- **Listed entries**

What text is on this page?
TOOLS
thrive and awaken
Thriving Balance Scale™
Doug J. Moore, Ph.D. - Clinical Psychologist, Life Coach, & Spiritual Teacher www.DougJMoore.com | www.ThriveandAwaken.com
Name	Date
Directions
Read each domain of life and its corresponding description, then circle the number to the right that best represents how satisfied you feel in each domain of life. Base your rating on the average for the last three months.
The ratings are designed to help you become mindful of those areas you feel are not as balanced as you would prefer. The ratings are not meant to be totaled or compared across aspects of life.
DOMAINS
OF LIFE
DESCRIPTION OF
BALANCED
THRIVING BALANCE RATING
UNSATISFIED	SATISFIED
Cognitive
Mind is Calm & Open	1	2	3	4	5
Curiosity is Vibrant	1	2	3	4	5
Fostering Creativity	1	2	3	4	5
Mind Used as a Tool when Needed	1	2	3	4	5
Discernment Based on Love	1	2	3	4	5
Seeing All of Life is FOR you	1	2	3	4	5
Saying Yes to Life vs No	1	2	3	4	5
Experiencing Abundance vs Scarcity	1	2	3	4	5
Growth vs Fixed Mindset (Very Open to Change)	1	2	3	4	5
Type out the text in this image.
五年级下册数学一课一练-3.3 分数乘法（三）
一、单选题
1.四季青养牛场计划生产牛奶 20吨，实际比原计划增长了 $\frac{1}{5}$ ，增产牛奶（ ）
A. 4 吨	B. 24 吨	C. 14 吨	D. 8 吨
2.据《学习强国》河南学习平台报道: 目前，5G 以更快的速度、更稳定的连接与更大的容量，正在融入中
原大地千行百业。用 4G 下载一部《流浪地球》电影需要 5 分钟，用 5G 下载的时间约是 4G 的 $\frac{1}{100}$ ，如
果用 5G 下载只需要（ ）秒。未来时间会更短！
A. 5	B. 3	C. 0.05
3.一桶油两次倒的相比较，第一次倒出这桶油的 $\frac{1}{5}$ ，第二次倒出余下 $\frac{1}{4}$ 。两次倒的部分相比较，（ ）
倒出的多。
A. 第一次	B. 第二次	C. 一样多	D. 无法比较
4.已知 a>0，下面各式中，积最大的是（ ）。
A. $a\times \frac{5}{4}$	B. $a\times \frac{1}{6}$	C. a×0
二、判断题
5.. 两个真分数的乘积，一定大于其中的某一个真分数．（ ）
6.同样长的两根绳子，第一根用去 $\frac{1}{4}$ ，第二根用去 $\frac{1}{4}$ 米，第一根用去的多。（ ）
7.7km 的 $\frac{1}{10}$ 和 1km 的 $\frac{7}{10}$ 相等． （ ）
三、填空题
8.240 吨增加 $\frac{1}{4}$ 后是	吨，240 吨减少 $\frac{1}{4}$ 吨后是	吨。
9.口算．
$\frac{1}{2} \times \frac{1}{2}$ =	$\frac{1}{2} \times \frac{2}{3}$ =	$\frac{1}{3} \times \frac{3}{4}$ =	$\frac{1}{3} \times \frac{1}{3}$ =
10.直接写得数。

- **Your instructions**
Send back every record, precisely as written.

- **Correct result**
What text is on this page?
TOOLS
thrive and awaken
Thriving Balance Scale™
Doug J. Moore, Ph.D. - Clinical Psychologist, Life Coach, & Spiritual Teacher www.DougJMoore.com | www.ThriveandAwaken.com
Name	Date
Directions
Read each domain of life and its corresponding description, then circle the number to the right that best represents how satisfied you feel in each domain of life. Base your rating on the average for the last three months.
The ratings are designed to help you become mindful of those areas you feel are not as balanced as you would prefer. The ratings are not meant to be totaled or compared across aspects of life.
DOMAINS
OF LIFE
DESCRIPTION OF
BALANCED
THRIVING BALANCE RATING
UNSATISFIED	SATISFIED
Cognitive
Mind is Calm & Open	1	2	3	4	5
Curiosity is Vibrant	1	2	3	4	5
Fostering Creativity	1	2	3	4	5
Mind Used as a Tool when Needed	1	2	3	4	5
Discernment Based on Love	1	2	3	4	5
Seeing All of Life is FOR you	1	2	3	4	5
Saying Yes to Life vs No	1	2	3	4	5
Experiencing Abundance vs Scarcity	1	2	3	4	5
Growth vs Fixed Mindset (Very Open to Change)	1	2	3	4	5
Type out the text in this image.
五年级下册数学一课一练-3.3 分数乘法（三）
一、单选题
1.四季青养牛场计划生产牛奶 20吨，实际比原计划增长了 $\frac{1}{5}$ ，增产牛奶（ ）
A. 4 吨	B. 24 吨	C. 14 吨	D. 8 吨
2.据《学习强国》河南学习平台报道: 目前，5G 以更快的速度、更稳定的连接与更大的容量，正在融入中
原大地千行百业。用 4G 下载一部《流浪地球》电影需要 5 分钟，用 5G 下载的时间约是 4G 的 $\frac{1}{100}$ ，如
果用 5G 下载只需要（ ）秒。未来时间会更短！
A. 5	B. 3	C. 0.05
3.一桶油两次倒的相比较，第一次倒出这桶油的 $\frac{1}{5}$ ，第二次倒出余下 $\frac{1}{4}$ 。两次倒的部分相比较，（ ）
倒出的多。
A. 第一次	B. 第二次	C. 一样多	D. 无法比较
4.已知 a>0，下面各式中，积最大的是（ ）。
A. $a\times \frac{5}{4}$	B. $a\times \frac{1}{6}$	C. a×0
二、判断题
5.. 两个真分数的乘积，一定大于其中的某一个真分数．（ ）
6.同样长的两根绳子，第一根用去 $\frac{1}{4}$ ，第二根用去 $\frac{1}{4}$ 米，第一根用去的多。（ ）
7.7km 的 $\frac{1}{10}$ 和 1km 的 $\frac{7}{10}$ 相等． （ ）
三、填空题
8.240 吨增加 $\frac{1}{4}$ 后是	吨，240 吨减少 $\frac{1}{4}$ 吨后是	吨。
9.口算．
$\frac{1}{2} \times \frac{1}{2}$ =	$\frac{1}{2} \times \frac{2}{3}$ =	$\frac{1}{3} \times \frac{3}{4}$ =	$\frac{1}{3} \times \frac{1}{3}$ =
10.直接写得数。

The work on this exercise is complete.